[Data tied to figure images]
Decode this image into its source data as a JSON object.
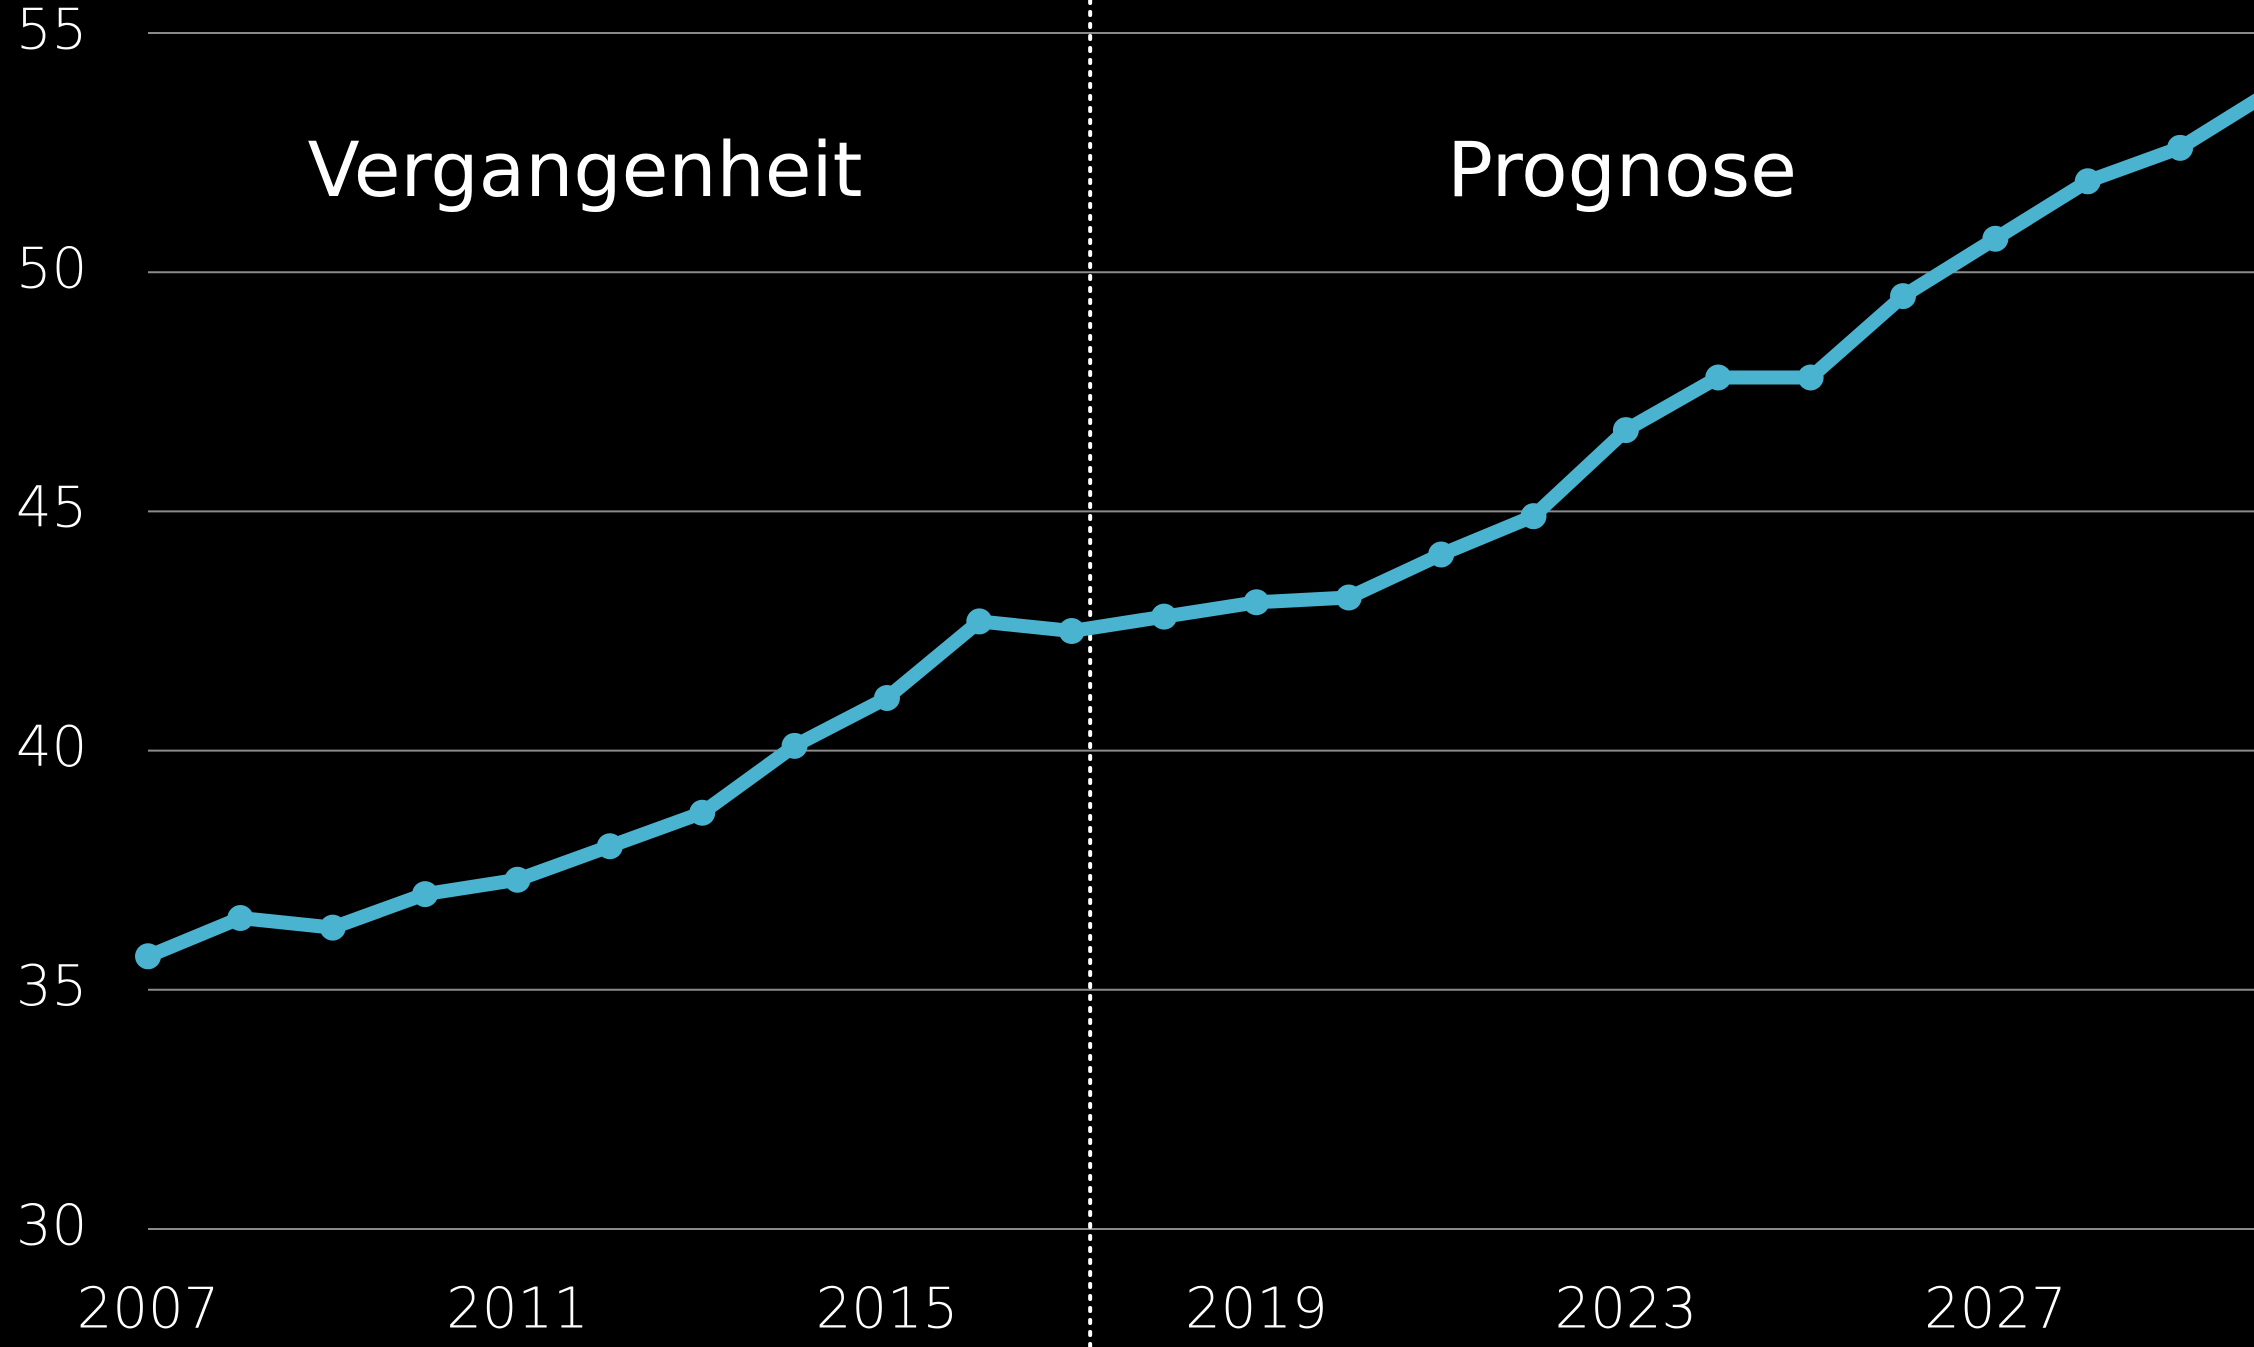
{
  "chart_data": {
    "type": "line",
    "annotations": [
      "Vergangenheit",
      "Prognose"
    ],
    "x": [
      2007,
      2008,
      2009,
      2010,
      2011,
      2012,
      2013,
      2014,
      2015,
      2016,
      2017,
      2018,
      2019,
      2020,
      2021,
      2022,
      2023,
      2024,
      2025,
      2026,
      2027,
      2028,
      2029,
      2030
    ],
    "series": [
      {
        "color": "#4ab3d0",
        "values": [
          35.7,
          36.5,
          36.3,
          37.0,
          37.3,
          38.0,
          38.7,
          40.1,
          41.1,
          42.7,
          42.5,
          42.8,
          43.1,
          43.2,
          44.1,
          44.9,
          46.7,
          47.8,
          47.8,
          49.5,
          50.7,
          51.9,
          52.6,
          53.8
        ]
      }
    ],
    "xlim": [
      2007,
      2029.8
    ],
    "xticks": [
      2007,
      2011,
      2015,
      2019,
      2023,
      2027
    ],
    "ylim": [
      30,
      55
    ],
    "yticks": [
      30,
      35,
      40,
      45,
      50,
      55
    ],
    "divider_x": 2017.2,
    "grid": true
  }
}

**Stated problem:**
None of the pictures should appear; repeat the records exactly otherwise.

**Reply:**
Decode this image into its source data as a JSON object.
{
  "chart_data": {
    "type": "line",
    "annotations": [
      "Vergangenheit",
      "Prognose"
    ],
    "x": [
      2007,
      2008,
      2009,
      2010,
      2011,
      2012,
      2013,
      2014,
      2015,
      2016,
      2017,
      2018,
      2019,
      2020,
      2021,
      2022,
      2023,
      2024,
      2025,
      2026,
      2027,
      2028,
      2029,
      2030
    ],
    "series": [
      {
        "color": "#4ab3d0",
        "values": [
          35.7,
          36.5,
          36.3,
          37.0,
          37.3,
          38.0,
          38.7,
          40.1,
          41.1,
          42.7,
          42.5,
          42.8,
          43.1,
          43.2,
          44.1,
          44.9,
          46.7,
          47.8,
          47.8,
          49.5,
          50.7,
          51.9,
          52.6,
          53.8
        ]
      }
    ],
    "xlim": [
      2007,
      2029.8
    ],
    "xticks": [
      2007,
      2011,
      2015,
      2019,
      2023,
      2027
    ],
    "ylim": [
      30,
      55
    ],
    "yticks": [
      30,
      35,
      40,
      45,
      50,
      55
    ],
    "divider_x": 2017.2,
    "grid": true
  }
}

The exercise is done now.